TASK STATEMENT: Find each line with "Melle" and copy it.

Figure data in JSON:
+ + + +

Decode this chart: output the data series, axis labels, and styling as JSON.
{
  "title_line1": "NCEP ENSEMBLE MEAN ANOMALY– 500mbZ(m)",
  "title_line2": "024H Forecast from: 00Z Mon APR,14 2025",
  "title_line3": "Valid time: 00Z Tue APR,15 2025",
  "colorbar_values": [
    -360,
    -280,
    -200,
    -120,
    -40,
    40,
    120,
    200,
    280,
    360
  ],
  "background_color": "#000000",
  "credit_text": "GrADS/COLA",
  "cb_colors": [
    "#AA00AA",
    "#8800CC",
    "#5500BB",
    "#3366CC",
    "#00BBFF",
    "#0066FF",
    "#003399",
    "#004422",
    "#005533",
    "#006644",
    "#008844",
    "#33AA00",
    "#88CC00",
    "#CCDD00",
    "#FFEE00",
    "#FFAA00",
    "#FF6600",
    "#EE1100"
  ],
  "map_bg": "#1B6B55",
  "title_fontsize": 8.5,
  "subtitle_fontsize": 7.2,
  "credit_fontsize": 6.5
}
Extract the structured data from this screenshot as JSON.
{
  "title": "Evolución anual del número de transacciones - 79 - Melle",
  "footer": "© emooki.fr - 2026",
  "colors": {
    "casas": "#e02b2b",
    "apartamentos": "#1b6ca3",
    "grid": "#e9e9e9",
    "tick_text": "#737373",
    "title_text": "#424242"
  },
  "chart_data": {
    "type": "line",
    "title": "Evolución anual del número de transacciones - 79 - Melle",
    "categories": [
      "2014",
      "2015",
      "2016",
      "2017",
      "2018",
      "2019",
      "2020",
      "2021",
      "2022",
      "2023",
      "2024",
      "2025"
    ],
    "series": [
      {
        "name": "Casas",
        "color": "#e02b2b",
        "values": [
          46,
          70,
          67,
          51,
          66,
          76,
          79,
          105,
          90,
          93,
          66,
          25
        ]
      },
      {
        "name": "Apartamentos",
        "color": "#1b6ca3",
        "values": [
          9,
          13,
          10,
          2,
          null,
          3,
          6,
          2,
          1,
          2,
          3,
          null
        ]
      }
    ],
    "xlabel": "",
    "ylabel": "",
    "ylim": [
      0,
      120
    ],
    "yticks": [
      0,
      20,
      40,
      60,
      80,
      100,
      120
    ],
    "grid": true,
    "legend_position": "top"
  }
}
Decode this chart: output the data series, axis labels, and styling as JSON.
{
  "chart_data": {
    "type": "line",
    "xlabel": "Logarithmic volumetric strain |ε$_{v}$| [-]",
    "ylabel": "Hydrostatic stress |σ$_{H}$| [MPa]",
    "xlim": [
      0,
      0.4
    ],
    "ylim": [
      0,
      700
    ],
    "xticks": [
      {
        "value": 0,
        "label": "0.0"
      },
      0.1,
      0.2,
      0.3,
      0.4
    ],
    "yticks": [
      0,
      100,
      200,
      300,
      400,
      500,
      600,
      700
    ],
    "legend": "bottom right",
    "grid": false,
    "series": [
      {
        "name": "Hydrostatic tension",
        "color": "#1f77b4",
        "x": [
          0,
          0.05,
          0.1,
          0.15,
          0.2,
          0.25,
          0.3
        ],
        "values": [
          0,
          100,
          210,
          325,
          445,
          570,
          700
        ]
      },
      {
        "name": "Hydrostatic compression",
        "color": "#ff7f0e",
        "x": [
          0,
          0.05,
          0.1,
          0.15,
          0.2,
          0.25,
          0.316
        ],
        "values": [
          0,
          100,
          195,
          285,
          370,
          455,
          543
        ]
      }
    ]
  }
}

+ + + +

OUTPUT FOR THIS TASK:
  "title": "Evolución anual del número de transacciones - 79 - Melle",
    "title": "Evolución anual del número de transacciones - 79 - Melle",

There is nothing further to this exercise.